EXERCISE GOAL: Tally the lines in the listing below that contain "frac" and report the tally alone.

*** DATA ENTRIES ***

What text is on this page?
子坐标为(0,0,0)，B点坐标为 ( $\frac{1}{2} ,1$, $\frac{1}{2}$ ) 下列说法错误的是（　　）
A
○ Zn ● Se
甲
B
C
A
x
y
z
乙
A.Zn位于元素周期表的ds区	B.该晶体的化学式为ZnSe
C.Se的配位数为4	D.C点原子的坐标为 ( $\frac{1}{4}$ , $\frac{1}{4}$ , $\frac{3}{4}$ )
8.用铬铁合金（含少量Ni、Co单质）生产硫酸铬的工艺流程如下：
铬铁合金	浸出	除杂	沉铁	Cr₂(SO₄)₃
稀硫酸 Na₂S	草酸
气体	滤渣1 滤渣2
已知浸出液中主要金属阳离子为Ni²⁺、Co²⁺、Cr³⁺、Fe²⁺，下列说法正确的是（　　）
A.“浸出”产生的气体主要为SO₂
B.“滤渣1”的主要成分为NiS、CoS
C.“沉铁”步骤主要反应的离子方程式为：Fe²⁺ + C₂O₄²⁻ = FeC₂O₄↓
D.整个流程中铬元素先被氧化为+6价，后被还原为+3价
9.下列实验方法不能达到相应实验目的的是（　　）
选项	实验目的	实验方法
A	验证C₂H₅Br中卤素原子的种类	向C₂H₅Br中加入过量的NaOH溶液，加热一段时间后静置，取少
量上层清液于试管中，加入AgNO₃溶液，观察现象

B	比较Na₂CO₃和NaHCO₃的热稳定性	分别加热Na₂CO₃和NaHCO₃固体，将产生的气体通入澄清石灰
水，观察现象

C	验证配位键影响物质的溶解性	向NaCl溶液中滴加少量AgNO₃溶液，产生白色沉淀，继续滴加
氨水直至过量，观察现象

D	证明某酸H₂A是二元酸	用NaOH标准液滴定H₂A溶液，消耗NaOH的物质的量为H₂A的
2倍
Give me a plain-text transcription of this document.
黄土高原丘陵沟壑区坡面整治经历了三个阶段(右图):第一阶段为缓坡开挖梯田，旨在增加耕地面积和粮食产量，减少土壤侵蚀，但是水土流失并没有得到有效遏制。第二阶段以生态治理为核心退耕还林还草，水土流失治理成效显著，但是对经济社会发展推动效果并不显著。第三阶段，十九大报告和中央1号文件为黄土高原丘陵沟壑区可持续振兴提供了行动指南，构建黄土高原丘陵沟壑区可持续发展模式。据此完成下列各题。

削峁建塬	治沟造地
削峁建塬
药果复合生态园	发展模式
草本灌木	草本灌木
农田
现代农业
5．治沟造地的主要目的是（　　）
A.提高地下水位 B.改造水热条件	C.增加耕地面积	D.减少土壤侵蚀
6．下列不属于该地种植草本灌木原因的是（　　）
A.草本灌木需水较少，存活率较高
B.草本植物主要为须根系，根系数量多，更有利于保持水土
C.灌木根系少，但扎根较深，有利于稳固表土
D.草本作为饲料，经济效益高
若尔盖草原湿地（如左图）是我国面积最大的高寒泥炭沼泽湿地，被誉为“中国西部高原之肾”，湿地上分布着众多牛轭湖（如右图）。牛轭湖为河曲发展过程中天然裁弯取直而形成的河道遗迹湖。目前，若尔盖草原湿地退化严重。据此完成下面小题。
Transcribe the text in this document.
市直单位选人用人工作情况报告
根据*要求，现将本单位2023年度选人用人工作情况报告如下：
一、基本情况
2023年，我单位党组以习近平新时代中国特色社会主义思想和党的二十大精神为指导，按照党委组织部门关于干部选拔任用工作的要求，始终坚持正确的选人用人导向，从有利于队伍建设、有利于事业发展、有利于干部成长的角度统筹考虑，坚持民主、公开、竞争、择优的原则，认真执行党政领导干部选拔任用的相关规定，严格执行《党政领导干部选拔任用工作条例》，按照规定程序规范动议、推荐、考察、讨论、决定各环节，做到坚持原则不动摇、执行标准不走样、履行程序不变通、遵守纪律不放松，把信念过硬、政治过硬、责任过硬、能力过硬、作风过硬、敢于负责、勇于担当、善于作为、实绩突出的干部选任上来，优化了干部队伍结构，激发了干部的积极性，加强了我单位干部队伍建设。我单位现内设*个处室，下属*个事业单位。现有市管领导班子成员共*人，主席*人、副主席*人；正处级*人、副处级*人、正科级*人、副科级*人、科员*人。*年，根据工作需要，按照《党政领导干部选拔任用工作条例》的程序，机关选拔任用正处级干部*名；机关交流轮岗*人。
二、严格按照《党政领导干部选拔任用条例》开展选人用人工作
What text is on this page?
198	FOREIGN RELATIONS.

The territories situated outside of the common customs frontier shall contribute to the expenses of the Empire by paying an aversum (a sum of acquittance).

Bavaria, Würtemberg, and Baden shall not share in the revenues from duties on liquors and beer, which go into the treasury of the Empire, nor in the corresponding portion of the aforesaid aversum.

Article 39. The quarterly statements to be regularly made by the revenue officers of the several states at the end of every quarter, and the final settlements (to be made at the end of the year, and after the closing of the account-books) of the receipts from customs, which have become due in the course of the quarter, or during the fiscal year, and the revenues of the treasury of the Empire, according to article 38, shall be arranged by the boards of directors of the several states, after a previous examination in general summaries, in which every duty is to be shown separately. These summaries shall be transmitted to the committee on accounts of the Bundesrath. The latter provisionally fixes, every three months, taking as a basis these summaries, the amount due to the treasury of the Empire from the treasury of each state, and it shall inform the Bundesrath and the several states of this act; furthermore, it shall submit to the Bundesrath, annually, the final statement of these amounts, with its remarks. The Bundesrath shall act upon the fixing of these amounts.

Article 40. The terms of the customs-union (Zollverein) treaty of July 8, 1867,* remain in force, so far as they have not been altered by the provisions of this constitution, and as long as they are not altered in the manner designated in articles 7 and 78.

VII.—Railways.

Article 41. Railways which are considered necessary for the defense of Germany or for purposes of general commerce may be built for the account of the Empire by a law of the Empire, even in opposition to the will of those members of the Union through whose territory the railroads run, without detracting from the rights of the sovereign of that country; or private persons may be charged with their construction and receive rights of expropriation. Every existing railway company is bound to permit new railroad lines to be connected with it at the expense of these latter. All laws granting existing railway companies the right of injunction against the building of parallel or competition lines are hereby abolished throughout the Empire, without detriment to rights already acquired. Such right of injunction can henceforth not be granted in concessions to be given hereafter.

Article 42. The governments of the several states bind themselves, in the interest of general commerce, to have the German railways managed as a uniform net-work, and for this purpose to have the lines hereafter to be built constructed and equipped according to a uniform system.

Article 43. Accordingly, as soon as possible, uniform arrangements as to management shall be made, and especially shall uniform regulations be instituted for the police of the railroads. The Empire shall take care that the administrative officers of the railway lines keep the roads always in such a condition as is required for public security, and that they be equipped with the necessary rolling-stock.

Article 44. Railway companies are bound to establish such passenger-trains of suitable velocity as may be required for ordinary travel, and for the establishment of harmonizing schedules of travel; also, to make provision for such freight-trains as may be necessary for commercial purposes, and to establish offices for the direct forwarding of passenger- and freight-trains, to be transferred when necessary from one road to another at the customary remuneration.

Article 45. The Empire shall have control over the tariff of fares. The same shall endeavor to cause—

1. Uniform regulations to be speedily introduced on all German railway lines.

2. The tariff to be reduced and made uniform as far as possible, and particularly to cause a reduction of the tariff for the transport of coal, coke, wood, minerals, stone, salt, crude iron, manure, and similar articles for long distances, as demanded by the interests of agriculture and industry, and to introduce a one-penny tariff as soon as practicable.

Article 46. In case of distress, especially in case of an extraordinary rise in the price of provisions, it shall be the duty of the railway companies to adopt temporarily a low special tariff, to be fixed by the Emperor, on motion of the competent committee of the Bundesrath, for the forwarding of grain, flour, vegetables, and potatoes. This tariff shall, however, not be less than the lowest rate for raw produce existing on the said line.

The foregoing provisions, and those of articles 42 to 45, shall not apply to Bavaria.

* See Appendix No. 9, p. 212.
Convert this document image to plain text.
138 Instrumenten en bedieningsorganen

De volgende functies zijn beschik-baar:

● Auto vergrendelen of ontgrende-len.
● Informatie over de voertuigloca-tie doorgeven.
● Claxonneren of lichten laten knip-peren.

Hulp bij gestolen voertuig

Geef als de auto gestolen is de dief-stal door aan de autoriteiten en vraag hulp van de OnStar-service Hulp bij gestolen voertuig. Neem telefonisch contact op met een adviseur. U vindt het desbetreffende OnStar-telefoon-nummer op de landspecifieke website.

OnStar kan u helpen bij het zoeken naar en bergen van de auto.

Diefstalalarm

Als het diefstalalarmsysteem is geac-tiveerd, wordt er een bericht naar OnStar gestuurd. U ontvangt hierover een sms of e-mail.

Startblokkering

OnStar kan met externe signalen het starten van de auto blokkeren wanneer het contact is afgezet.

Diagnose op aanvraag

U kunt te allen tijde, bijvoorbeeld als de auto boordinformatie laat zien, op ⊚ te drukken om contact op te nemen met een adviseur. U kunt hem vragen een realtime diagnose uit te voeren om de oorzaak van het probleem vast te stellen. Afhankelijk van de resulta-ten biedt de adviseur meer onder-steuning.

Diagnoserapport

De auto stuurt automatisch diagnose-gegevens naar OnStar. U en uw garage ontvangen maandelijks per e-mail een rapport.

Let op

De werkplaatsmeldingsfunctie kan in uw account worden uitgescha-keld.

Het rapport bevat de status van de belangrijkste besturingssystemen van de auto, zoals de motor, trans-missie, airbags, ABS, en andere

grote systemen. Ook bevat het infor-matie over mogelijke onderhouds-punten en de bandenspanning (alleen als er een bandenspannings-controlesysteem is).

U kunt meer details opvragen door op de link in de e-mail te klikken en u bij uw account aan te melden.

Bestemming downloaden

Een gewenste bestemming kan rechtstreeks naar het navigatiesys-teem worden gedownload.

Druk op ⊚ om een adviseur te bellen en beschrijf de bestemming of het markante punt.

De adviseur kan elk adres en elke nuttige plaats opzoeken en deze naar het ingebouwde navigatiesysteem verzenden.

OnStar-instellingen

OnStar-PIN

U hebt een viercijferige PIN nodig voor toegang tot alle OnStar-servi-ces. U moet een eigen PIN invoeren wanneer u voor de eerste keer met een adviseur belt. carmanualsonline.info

***

COMPLETE RESPONSE: 2